Stored data:
- - - -
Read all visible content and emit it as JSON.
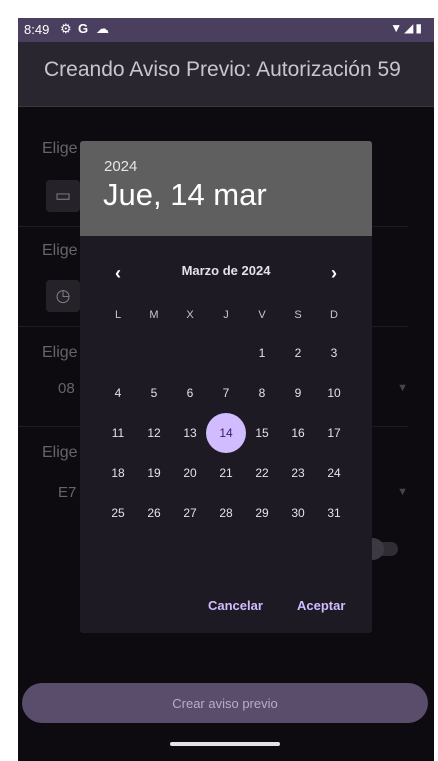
{
  "status_bar": {
    "time": "8:49",
    "icons": [
      "settings-icon",
      "google-icon",
      "cloud-icon"
    ],
    "right_icons": [
      "wifi-icon",
      "signal-icon",
      "battery-icon"
    ]
  },
  "app_bar": {
    "title": "Creando Aviso Previo: Autorización 59"
  },
  "form": {
    "row1_label": "Elige",
    "row2_label": "Elige",
    "row3_label": "Elige",
    "row3_value": "08",
    "row4_label": "Elige",
    "row4_value": "E7"
  },
  "date_picker": {
    "year": "2024",
    "selected_date": "Jue, 14 mar",
    "month_label": "Marzo de 2024",
    "prev_glyph": "‹",
    "next_glyph": "›",
    "weekdays": [
      "L",
      "M",
      "X",
      "J",
      "V",
      "S",
      "D"
    ],
    "first_weekday_index": 4,
    "days_in_month": 31,
    "selected_day": 14,
    "cancel_label": "Cancelar",
    "accept_label": "Aceptar",
    "accent_color": "#d0bcff"
  },
  "bottom_button": {
    "label": "Crear aviso previo"
  }
}
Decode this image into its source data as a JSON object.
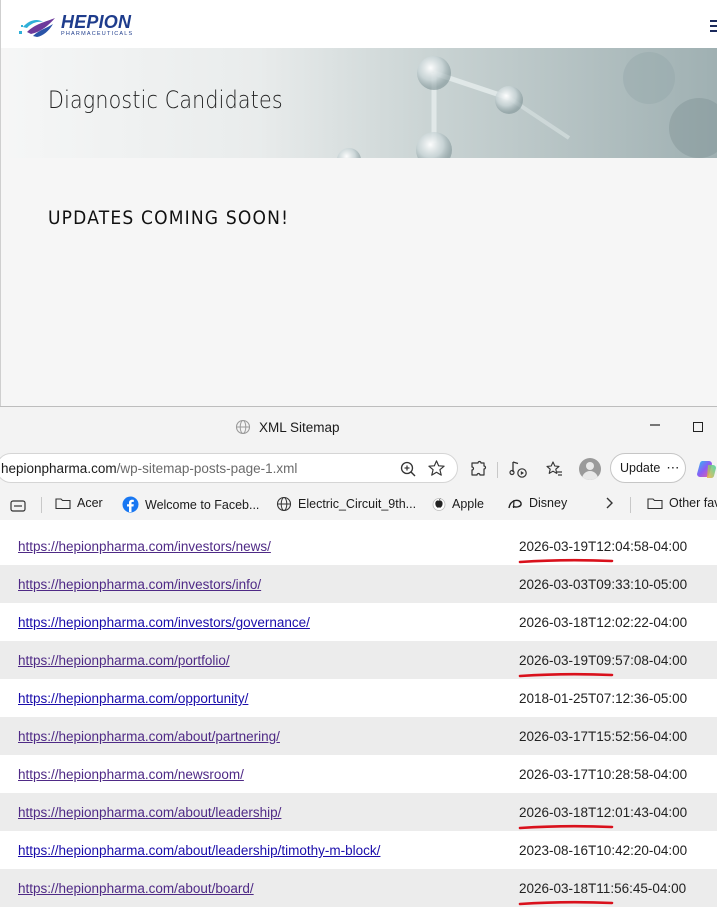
{
  "site": {
    "logo_name": "HEPION",
    "logo_sub": "PHARMACEUTICALS",
    "hero_title": "Diagnostic Candidates",
    "notice": "UPDATES COMING SOON!"
  },
  "browser": {
    "window_title": "XML Sitemap",
    "url_host": "hepionpharma.com",
    "url_path": "/wp-sitemap-posts-page-1.xml",
    "update_label": "Update",
    "bookmarks": [
      {
        "label": "Acer",
        "icon": "folder-icon"
      },
      {
        "label": "Welcome to Faceb...",
        "icon": "facebook-icon"
      },
      {
        "label": "Electric_Circuit_9th...",
        "icon": "globe-icon"
      },
      {
        "label": "Apple",
        "icon": "apple-icon"
      },
      {
        "label": "Disney",
        "icon": "disney-icon"
      },
      {
        "label": "Other fav",
        "icon": "folder-icon"
      }
    ]
  },
  "sitemap": {
    "rows": [
      {
        "url": "https://hepionpharma.com/investors/news/",
        "lastmod": "2026-03-19T12:04:58-04:00",
        "visited": true,
        "highlighted": true
      },
      {
        "url": "https://hepionpharma.com/investors/info/",
        "lastmod": "2026-03-03T09:33:10-05:00",
        "visited": true,
        "highlighted": false
      },
      {
        "url": "https://hepionpharma.com/investors/governance/",
        "lastmod": "2026-03-18T12:02:22-04:00",
        "visited": false,
        "highlighted": false
      },
      {
        "url": "https://hepionpharma.com/portfolio/",
        "lastmod": "2026-03-19T09:57:08-04:00",
        "visited": true,
        "highlighted": true
      },
      {
        "url": "https://hepionpharma.com/opportunity/",
        "lastmod": "2018-01-25T07:12:36-05:00",
        "visited": false,
        "highlighted": false
      },
      {
        "url": "https://hepionpharma.com/about/partnering/",
        "lastmod": "2026-03-17T15:52:56-04:00",
        "visited": true,
        "highlighted": false
      },
      {
        "url": "https://hepionpharma.com/newsroom/",
        "lastmod": "2026-03-17T10:28:58-04:00",
        "visited": true,
        "highlighted": false
      },
      {
        "url": "https://hepionpharma.com/about/leadership/",
        "lastmod": "2026-03-18T12:01:43-04:00",
        "visited": true,
        "highlighted": true
      },
      {
        "url": "https://hepionpharma.com/about/leadership/timothy-m-block/",
        "lastmod": "2023-08-16T10:42:20-04:00",
        "visited": false,
        "highlighted": false
      },
      {
        "url": "https://hepionpharma.com/about/board/",
        "lastmod": "2026-03-18T11:56:45-04:00",
        "visited": true,
        "highlighted": true
      }
    ]
  },
  "colors": {
    "link": "#1a0dab",
    "link_visited": "#4f2a86",
    "annotation": "#d9111c",
    "brand": "#1e3c8c"
  }
}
- - - -
REQUIRED WORK »
Return all of the data exactly as written, and drop the pictures.

OUTPUT OF THE EXERCISE »
Read all visible content and emit it as JSON.
{
  "status_bar": {
    "time": "8:49",
    "icons": [
      "settings-icon",
      "google-icon",
      "cloud-icon"
    ],
    "right_icons": [
      "wifi-icon",
      "signal-icon",
      "battery-icon"
    ]
  },
  "app_bar": {
    "title": "Creando Aviso Previo: Autorización 59"
  },
  "form": {
    "row1_label": "Elige",
    "row2_label": "Elige",
    "row3_label": "Elige",
    "row3_value": "08",
    "row4_label": "Elige",
    "row4_value": "E7"
  },
  "date_picker": {
    "year": "2024",
    "selected_date": "Jue, 14 mar",
    "month_label": "Marzo de 2024",
    "prev_glyph": "‹",
    "next_glyph": "›",
    "weekdays": [
      "L",
      "M",
      "X",
      "J",
      "V",
      "S",
      "D"
    ],
    "first_weekday_index": 4,
    "days_in_month": 31,
    "selected_day": 14,
    "cancel_label": "Cancelar",
    "accept_label": "Aceptar",
    "accent_color": "#d0bcff"
  },
  "bottom_button": {
    "label": "Crear aviso previo"
  }
}
Decode this image into its source data as a JSON object.
{
  "site": {
    "logo_name": "HEPION",
    "logo_sub": "PHARMACEUTICALS",
    "hero_title": "Diagnostic Candidates",
    "notice": "UPDATES COMING SOON!"
  },
  "browser": {
    "window_title": "XML Sitemap",
    "url_host": "hepionpharma.com",
    "url_path": "/wp-sitemap-posts-page-1.xml",
    "update_label": "Update",
    "bookmarks": [
      {
        "label": "Acer",
        "icon": "folder-icon"
      },
      {
        "label": "Welcome to Faceb...",
        "icon": "facebook-icon"
      },
      {
        "label": "Electric_Circuit_9th...",
        "icon": "globe-icon"
      },
      {
        "label": "Apple",
        "icon": "apple-icon"
      },
      {
        "label": "Disney",
        "icon": "disney-icon"
      },
      {
        "label": "Other fav",
        "icon": "folder-icon"
      }
    ]
  },
  "sitemap": {
    "rows": [
      {
        "url": "https://hepionpharma.com/investors/news/",
        "lastmod": "2026-03-19T12:04:58-04:00",
        "visited": true,
        "highlighted": true
      },
      {
        "url": "https://hepionpharma.com/investors/info/",
        "lastmod": "2026-03-03T09:33:10-05:00",
        "visited": true,
        "highlighted": false
      },
      {
        "url": "https://hepionpharma.com/investors/governance/",
        "lastmod": "2026-03-18T12:02:22-04:00",
        "visited": false,
        "highlighted": false
      },
      {
        "url": "https://hepionpharma.com/portfolio/",
        "lastmod": "2026-03-19T09:57:08-04:00",
        "visited": true,
        "highlighted": true
      },
      {
        "url": "https://hepionpharma.com/opportunity/",
        "lastmod": "2018-01-25T07:12:36-05:00",
        "visited": false,
        "highlighted": false
      },
      {
        "url": "https://hepionpharma.com/about/partnering/",
        "lastmod": "2026-03-17T15:52:56-04:00",
        "visited": true,
        "highlighted": false
      },
      {
        "url": "https://hepionpharma.com/newsroom/",
        "lastmod": "2026-03-17T10:28:58-04:00",
        "visited": true,
        "highlighted": false
      },
      {
        "url": "https://hepionpharma.com/about/leadership/",
        "lastmod": "2026-03-18T12:01:43-04:00",
        "visited": true,
        "highlighted": true
      },
      {
        "url": "https://hepionpharma.com/about/leadership/timothy-m-block/",
        "lastmod": "2023-08-16T10:42:20-04:00",
        "visited": false,
        "highlighted": false
      },
      {
        "url": "https://hepionpharma.com/about/board/",
        "lastmod": "2026-03-18T11:56:45-04:00",
        "visited": true,
        "highlighted": true
      }
    ]
  },
  "colors": {
    "link": "#1a0dab",
    "link_visited": "#4f2a86",
    "annotation": "#d9111c",
    "brand": "#1e3c8c"
  }
}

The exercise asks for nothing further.